— LISTED ENTRIES —
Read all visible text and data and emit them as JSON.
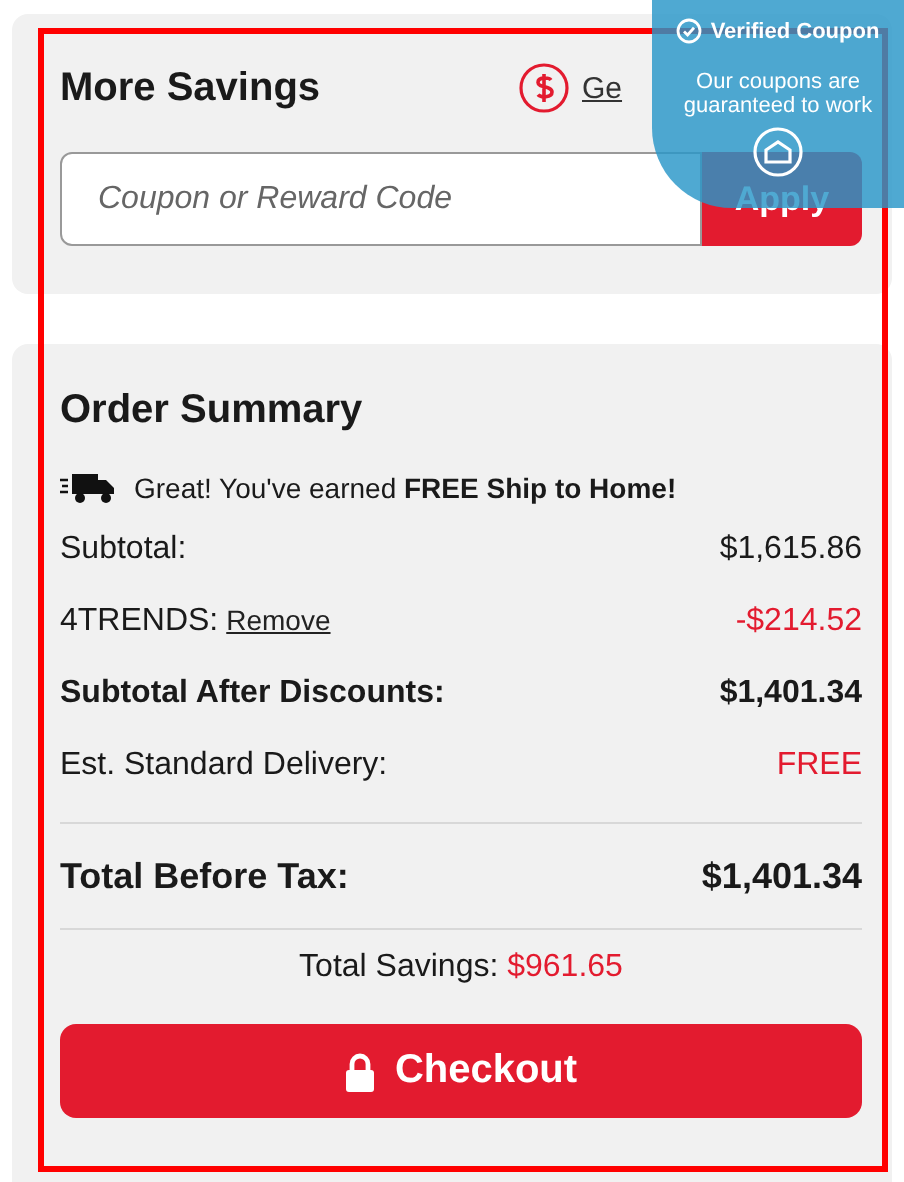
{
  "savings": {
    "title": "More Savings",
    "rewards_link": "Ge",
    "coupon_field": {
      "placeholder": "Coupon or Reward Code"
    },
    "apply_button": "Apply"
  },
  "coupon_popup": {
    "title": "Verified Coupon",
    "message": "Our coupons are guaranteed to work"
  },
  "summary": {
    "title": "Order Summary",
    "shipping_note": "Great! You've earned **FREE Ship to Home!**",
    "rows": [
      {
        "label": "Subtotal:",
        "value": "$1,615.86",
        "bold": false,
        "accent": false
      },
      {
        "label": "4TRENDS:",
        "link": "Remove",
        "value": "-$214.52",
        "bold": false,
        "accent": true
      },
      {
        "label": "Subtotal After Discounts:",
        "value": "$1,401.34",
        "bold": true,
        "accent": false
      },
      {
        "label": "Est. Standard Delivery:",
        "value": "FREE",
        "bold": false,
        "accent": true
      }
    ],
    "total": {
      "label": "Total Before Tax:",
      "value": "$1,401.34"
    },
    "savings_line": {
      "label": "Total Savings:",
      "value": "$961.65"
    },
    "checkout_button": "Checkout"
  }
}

— TASK TO CARRY OUT —
Using the listing above, pull out all lines that hold the word "Subtotal".

— EXERCISE ANSWER —
        "label": "Subtotal:",
        "label": "Subtotal After Discounts:",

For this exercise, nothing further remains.